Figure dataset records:
○ ○ ○ ○ ○ ○ ○

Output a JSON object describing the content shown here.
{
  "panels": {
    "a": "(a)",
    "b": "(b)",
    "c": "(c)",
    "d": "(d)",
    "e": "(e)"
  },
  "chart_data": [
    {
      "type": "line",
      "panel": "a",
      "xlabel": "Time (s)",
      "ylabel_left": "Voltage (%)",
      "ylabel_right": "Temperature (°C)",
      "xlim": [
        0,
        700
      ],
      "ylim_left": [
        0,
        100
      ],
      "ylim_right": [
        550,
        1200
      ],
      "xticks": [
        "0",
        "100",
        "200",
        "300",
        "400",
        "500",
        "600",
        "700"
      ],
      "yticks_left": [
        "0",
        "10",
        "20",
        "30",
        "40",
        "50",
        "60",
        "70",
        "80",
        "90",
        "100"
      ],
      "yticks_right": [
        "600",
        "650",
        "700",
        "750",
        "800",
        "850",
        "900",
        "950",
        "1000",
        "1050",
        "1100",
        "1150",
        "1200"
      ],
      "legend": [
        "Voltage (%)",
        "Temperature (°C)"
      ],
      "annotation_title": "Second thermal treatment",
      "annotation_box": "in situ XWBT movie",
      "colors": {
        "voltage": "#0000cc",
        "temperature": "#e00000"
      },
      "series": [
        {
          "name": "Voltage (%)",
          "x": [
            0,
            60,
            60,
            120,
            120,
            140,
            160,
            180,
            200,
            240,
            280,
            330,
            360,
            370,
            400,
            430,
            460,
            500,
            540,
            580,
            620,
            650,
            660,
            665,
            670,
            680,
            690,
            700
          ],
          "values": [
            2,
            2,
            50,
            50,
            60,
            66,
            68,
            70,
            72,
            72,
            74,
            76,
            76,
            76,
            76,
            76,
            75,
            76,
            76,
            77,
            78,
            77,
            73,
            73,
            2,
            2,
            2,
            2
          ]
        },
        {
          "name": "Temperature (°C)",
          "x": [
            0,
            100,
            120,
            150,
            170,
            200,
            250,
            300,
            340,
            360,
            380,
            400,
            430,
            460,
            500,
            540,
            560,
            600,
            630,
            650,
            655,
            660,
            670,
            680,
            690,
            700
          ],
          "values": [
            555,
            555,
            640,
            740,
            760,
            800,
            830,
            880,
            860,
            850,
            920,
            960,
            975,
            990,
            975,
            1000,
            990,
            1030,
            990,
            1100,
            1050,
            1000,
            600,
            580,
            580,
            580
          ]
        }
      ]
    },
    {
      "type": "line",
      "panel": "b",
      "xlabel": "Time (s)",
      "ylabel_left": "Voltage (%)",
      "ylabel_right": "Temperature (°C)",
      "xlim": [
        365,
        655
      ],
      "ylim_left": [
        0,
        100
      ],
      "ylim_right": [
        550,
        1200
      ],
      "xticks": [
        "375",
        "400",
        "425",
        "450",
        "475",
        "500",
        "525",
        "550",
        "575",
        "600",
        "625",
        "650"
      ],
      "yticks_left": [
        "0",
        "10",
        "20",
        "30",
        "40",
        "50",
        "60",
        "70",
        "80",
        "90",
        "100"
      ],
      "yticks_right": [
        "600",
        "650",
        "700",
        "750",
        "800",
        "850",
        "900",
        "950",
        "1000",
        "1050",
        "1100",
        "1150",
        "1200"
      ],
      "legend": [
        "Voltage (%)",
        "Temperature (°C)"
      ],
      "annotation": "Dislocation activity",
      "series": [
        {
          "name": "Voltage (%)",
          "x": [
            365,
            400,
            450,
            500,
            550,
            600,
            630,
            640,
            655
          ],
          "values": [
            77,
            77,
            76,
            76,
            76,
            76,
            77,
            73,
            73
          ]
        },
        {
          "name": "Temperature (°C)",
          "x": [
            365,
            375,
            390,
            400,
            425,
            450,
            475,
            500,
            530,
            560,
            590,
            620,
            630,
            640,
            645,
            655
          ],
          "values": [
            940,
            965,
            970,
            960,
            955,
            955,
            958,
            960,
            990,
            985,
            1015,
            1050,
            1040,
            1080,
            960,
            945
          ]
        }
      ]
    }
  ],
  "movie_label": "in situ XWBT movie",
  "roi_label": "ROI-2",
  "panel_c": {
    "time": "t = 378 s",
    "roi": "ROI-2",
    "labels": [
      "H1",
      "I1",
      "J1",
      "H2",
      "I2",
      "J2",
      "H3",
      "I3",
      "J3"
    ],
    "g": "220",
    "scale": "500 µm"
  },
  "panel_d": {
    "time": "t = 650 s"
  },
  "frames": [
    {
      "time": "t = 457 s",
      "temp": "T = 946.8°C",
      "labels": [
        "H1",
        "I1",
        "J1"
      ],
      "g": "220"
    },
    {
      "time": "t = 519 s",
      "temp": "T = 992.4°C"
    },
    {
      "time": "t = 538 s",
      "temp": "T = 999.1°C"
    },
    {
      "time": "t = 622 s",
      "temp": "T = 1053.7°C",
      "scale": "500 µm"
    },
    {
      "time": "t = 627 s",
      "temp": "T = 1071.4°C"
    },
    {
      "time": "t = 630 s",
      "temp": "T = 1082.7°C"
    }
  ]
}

○ ○ ○ ○ ○ ○ ○

● **What you should do**: Show every line of the records above that contains the word "movie".

● **Output below**:
      "annotation_box": "in situ XWBT movie",
  "movie_label": "in situ XWBT movie",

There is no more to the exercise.